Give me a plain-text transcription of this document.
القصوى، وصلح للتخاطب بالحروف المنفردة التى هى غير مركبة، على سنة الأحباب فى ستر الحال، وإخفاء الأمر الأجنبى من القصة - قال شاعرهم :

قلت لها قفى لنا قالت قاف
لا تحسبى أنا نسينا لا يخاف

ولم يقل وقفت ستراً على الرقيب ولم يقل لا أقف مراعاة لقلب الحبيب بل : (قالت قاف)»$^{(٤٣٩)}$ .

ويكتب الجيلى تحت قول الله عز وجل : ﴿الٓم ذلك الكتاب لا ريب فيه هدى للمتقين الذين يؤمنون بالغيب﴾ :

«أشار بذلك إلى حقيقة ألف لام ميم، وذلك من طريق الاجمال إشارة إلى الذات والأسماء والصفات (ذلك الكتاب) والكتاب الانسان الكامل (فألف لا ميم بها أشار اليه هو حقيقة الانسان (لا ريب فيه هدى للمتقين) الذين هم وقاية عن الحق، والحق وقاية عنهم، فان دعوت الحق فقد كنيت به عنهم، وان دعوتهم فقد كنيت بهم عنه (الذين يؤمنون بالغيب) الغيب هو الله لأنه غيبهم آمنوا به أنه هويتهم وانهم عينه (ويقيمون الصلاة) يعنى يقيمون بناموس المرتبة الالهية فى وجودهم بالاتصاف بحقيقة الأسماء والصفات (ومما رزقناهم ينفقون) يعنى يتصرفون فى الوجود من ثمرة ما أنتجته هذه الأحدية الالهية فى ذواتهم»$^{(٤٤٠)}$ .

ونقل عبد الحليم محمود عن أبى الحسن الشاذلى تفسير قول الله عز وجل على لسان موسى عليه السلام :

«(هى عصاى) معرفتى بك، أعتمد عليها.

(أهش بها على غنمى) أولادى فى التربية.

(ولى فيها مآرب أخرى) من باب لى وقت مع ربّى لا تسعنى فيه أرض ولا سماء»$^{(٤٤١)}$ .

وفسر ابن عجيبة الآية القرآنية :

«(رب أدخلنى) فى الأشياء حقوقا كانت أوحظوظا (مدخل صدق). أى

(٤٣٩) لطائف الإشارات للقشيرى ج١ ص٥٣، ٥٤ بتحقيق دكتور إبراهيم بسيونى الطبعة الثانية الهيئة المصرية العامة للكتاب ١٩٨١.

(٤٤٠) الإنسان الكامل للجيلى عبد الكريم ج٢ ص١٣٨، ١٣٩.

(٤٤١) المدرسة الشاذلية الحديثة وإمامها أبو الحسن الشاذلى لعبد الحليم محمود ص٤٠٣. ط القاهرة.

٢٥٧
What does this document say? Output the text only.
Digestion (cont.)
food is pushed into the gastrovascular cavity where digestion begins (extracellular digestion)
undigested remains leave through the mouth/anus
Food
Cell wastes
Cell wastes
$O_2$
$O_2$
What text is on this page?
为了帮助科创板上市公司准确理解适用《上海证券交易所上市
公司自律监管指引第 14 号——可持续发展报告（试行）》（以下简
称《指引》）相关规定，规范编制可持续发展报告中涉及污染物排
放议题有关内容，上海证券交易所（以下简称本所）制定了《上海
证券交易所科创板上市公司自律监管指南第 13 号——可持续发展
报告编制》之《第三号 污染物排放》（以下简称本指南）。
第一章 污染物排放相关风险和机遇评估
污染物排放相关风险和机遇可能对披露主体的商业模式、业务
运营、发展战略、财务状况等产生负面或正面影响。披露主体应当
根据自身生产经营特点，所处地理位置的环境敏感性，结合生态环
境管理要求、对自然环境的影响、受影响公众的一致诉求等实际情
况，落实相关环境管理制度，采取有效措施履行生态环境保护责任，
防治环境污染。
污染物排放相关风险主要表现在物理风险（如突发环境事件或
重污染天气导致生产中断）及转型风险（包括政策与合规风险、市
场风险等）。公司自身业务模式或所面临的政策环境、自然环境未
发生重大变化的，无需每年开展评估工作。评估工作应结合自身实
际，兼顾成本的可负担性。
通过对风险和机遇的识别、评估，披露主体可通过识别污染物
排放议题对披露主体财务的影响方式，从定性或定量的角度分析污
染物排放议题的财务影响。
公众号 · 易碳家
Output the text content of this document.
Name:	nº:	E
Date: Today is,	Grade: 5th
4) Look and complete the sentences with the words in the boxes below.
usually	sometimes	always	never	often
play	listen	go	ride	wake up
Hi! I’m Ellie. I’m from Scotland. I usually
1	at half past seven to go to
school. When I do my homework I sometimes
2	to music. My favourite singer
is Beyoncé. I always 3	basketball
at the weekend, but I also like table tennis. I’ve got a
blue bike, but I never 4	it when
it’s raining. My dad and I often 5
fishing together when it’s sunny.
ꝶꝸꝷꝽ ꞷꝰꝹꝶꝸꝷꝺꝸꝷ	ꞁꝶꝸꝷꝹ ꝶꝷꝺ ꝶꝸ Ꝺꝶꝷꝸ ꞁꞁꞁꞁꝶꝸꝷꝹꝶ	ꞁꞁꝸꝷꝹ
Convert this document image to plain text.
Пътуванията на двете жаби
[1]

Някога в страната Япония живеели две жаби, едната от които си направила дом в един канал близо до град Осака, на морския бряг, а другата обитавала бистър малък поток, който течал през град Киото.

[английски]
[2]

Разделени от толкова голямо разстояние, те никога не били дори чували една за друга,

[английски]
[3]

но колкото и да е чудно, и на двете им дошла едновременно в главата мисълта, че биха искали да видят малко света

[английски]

::::::

**WORK TO DO:** Gather up every line in the data above that contains the word "text", copying each one.

**SOLVED EXERCISE:**
Give me a plain-text transcription of this document.
What does this document say? Output the text only.
What text is on this page?
Output the text content of this document.
Convert this document image to plain text.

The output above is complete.